Exercise instructions
Copy the data below word for word, from its first line down through the line containing "378, 126, 398]", and include that line.
** Start **
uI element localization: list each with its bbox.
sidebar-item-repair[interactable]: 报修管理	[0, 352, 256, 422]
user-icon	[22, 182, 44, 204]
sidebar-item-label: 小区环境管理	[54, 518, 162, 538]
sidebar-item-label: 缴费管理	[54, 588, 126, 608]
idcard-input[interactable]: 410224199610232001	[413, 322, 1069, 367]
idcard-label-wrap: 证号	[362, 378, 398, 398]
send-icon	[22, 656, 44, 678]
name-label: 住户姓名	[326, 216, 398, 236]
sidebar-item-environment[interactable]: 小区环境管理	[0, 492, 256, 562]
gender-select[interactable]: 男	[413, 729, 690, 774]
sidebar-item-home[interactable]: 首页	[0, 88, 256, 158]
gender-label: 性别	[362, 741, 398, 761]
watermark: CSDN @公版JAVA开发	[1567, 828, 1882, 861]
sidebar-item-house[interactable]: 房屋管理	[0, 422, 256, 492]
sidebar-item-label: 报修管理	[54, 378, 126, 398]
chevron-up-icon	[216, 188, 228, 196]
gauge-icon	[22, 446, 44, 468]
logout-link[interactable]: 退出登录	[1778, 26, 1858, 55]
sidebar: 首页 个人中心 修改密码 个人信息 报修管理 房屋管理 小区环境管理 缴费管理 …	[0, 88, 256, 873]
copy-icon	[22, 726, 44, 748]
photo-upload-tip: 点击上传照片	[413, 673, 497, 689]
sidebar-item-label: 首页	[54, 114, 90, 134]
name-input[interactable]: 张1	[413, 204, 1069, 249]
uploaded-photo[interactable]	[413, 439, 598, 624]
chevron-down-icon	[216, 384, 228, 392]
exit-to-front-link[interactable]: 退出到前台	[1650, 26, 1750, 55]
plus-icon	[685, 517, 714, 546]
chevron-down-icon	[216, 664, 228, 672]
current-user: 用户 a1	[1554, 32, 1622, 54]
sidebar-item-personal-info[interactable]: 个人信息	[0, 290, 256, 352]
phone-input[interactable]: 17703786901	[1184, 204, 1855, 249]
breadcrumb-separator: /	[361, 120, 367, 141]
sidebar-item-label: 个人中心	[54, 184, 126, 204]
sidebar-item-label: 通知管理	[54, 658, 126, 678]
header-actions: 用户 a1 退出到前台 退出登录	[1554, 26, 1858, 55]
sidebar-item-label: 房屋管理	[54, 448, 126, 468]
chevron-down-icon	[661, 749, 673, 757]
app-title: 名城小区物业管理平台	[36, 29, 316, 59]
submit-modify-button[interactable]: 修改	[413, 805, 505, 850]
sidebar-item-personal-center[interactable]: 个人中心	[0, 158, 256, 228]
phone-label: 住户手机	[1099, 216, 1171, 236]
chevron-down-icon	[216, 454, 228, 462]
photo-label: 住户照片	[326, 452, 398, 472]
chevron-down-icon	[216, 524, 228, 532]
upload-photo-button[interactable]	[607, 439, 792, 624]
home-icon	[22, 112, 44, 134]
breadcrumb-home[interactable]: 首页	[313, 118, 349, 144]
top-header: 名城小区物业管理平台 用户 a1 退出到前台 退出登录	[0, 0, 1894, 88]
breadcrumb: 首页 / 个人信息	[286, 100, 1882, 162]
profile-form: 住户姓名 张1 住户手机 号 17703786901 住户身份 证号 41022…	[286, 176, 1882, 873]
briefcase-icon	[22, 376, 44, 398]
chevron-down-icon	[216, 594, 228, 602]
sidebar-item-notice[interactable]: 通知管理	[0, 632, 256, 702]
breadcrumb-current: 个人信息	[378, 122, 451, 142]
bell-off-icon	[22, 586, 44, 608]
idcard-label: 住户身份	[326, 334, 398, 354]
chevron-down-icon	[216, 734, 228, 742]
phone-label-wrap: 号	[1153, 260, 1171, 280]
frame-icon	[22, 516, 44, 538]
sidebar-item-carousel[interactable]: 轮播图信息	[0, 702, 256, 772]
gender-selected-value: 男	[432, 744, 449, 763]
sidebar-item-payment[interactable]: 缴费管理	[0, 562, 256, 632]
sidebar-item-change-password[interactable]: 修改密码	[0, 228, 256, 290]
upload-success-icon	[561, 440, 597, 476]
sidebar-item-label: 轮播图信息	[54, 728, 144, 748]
** End **
Solution
uI element localization: list each with its bbox.
sidebar-item-repair[interactable]: 报修管理	[0, 352, 256, 422]
user-icon	[22, 182, 44, 204]
sidebar-item-label: 小区环境管理	[54, 518, 162, 538]
sidebar-item-label: 缴费管理	[54, 588, 126, 608]
idcard-input[interactable]: 410224199610232001	[413, 322, 1069, 367]
idcard-label-wrap: 证号	[362, 378, 398, 398]
send-icon	[22, 656, 44, 678]
name-label: 住户姓名	[326, 216, 398, 236]
sidebar-item-environment[interactable]: 小区环境管理	[0, 492, 256, 562]
gender-select[interactable]: 男	[413, 729, 690, 774]
sidebar-item-home[interactable]: 首页	[0, 88, 256, 158]
gender-label: 性别	[362, 741, 398, 761]
watermark: CSDN @公版JAVA开发	[1567, 828, 1882, 861]
sidebar-item-house[interactable]: 房屋管理	[0, 422, 256, 492]
sidebar-item-label: 报修管理	[54, 378, 126, 398]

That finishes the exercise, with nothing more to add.